* _TASK TO COMPLETE_: Rewrite the listing as a numbered list, from the line with "For every button, label, input, icon, or" through the line with "y-tick-label: 0.8 (55, 280, 74, 296)", both included, skipping any blank lines. Leave the pictures out of your answer.

* _GIVEN INFORMATION_:
>>>
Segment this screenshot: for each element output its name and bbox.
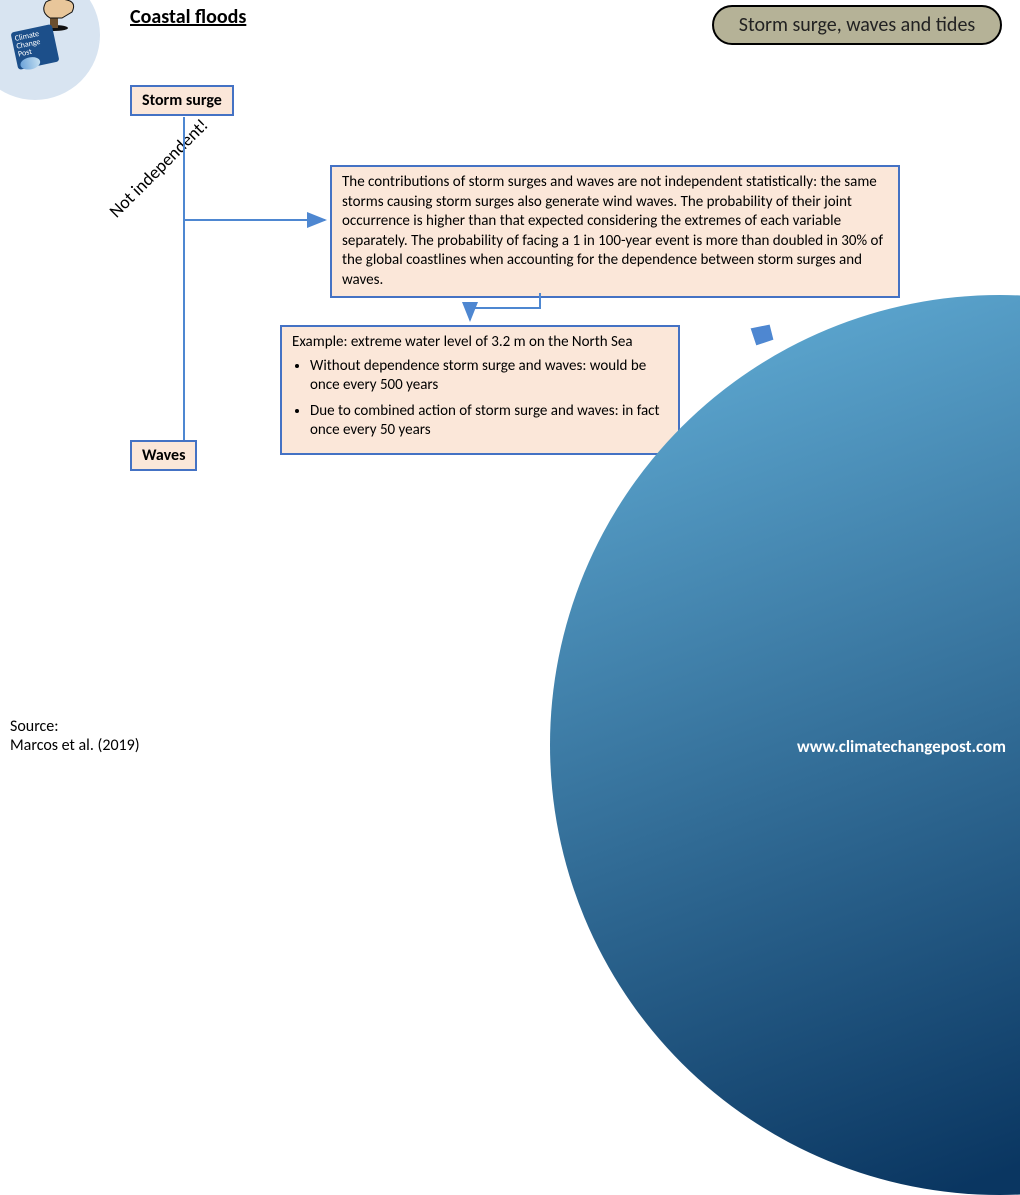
<<<
>>>
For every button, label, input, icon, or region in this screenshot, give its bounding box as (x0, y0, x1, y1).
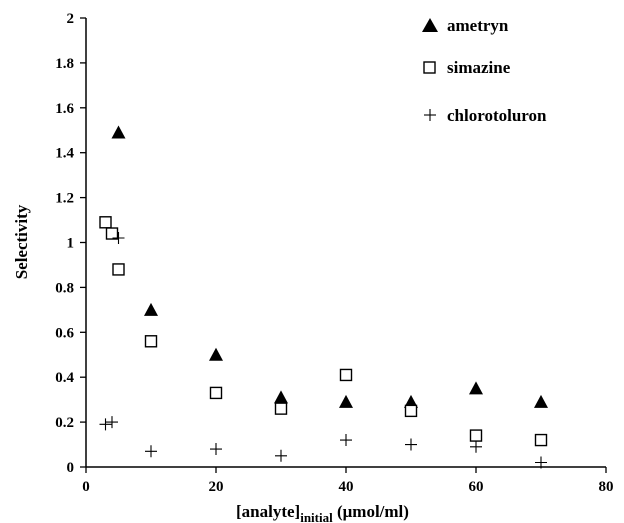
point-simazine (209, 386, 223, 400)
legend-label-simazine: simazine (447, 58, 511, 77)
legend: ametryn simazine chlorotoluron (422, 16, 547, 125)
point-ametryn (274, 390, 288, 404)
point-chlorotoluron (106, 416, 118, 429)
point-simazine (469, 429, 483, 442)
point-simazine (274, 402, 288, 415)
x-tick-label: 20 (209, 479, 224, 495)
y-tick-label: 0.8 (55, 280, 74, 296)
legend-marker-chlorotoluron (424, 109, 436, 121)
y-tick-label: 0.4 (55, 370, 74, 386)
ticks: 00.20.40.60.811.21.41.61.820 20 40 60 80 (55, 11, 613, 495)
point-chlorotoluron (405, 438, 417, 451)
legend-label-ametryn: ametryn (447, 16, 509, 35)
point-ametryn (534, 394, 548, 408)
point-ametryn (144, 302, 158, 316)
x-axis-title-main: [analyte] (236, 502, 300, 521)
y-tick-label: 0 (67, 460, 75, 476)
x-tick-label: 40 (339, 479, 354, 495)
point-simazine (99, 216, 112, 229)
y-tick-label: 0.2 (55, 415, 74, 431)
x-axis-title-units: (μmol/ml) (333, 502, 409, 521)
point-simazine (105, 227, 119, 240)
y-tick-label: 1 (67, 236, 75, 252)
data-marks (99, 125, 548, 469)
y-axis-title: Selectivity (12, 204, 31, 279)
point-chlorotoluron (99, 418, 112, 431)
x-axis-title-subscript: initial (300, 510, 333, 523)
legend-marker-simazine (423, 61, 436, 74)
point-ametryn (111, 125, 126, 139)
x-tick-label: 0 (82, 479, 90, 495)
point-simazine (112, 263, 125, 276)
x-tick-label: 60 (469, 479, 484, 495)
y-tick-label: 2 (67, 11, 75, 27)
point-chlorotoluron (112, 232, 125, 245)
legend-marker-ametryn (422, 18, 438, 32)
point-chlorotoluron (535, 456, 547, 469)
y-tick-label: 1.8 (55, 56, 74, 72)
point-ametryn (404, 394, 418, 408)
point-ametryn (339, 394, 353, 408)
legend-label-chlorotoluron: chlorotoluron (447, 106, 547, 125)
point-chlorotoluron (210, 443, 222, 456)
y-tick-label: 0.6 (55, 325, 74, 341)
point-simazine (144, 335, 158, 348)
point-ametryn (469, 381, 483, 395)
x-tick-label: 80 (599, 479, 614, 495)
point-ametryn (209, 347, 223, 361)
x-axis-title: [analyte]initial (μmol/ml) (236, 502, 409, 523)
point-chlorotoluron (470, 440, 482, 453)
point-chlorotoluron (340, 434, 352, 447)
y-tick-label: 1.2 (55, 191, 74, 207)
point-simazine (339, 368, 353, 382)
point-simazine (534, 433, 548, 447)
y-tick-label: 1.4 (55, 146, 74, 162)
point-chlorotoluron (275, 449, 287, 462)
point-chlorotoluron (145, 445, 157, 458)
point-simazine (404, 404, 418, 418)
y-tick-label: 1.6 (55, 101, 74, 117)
<<<
* _REPLY TO THE EXERCISE_:
1. For every button, label, input, icon, or region in this screenshot, give its bounding box as (x0, y0, x1, y1).
2. point-simazine (209, 386, 223, 400)
3. legend-label-simazine: simazine (447, 58, 511, 77)
4. legend: ametryn simazine chlorotoluron (422, 16, 547, 125)
5. point-ametryn (274, 390, 288, 404)
6. point-chlorotoluron (106, 416, 118, 429)
7. point-simazine (469, 429, 483, 442)
8. point-simazine (274, 402, 288, 415)
9. x-tick-label: 20 (209, 479, 224, 495)
10. y-tick-label: 0.8 (55, 280, 74, 296)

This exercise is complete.